§ Source passage:
%%

Structural study of acyl carrier protein of Enterococcus faecalis and its interaction with enzymes in de novo fatty acid synthesis.

Enterococcus faecalis has recently shown signs of high antibiotic resistance. These bacteria can endure extremes of temperature and this may be due to the high thermostability of its proteins. E. faecalis has two acyl carrier proteins (ACPs), AcpA (EfAcpA), which is essential for de novo fatty acid synthesis (FAS), and EfAcpB, which plays an auxiliary role in the incorporation of exogenous fatty acids. Structural studies on EfAcpA and its interaction with FAS enzymes have not yet been reported. Here, we investigated the structures of EfAcpA using NMR spectroscopy, showing that EfAcpA consists of three α-helices with a long αα loop, while the other ACPs have four α-helices. CD experiments showed that the melting temperature of EfAcpA is 76.3 °C and the Ala mutation for Ile10 reduced it dramatically by 29.5 °C. Highly conserved Ile10 of EfAcpA mediates compact intramolecular packing and promotes high thermostability. A docking simulation of EfAcpA and β-ketoacyl-ACP synthase III (EfKAS III) showed that the αα loop of EfAcpA contributes to specific protein-protein interactions (PPI) with EfKAS III. Unconserved charged residues, Lys52 and Glu54, in the αα loop of EfAcpA formed specific electrostatic interactions with Asp 226 and Arg217 of EfKAS III, respectively. Binding interactions between EfAcpA and EfKASIII may provide insights for designing PPI inhibitors targeting FAS in E. faecalis to overcome its antibacterial resistance.

%%

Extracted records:
%%

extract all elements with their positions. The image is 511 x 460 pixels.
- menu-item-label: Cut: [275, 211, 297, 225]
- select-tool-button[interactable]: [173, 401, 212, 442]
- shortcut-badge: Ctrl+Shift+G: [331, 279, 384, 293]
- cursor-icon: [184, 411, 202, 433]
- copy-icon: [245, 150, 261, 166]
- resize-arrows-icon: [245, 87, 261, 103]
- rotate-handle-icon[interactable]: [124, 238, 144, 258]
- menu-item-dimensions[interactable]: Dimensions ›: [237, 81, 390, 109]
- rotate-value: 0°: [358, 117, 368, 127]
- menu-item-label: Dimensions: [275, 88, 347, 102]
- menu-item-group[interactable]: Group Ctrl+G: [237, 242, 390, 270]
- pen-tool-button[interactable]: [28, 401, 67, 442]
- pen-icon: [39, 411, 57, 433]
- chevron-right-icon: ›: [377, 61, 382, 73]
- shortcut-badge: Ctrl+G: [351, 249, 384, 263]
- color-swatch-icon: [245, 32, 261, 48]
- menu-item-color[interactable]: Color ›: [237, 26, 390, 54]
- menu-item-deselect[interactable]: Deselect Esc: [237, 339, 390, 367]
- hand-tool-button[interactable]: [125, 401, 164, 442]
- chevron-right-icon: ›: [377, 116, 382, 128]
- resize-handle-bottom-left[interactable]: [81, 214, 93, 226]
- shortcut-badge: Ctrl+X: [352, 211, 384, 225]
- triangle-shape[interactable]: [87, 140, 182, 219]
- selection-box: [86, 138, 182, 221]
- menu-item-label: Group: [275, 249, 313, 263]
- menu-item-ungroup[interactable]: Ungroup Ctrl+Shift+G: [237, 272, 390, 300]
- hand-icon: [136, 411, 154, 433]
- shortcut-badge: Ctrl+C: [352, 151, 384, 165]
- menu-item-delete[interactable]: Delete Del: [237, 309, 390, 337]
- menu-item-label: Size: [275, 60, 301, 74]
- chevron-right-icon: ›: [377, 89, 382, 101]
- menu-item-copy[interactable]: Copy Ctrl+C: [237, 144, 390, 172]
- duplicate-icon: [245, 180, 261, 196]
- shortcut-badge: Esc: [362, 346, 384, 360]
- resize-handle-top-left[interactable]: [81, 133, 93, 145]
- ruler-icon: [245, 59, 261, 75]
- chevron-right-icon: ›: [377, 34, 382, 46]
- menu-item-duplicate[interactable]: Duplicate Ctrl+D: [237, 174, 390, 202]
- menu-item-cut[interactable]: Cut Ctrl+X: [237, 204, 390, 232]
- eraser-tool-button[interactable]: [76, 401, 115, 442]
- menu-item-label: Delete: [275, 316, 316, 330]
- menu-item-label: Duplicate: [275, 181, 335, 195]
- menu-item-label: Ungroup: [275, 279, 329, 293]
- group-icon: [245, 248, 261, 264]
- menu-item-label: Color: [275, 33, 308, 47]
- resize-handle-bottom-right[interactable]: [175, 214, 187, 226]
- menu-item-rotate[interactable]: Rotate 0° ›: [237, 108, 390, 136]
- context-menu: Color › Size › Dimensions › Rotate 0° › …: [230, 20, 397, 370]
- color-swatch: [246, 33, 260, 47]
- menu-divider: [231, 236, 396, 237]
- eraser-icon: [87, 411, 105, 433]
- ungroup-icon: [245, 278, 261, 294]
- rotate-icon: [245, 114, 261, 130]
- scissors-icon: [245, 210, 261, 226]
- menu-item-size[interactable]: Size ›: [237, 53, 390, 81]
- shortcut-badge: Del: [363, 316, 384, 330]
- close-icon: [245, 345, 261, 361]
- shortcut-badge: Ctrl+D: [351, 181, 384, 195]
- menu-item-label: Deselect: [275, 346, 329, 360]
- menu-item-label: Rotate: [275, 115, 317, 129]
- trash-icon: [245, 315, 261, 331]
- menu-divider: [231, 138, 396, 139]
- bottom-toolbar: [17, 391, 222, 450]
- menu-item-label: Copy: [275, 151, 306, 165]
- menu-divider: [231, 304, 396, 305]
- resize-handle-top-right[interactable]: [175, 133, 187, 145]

%%

§ Prompt: In the abstract on the Enterococcus faecalis acyl carrier protein, what melting temperature did the CD experiments show for EfAcpA?

§ Written reply: 76.3 °C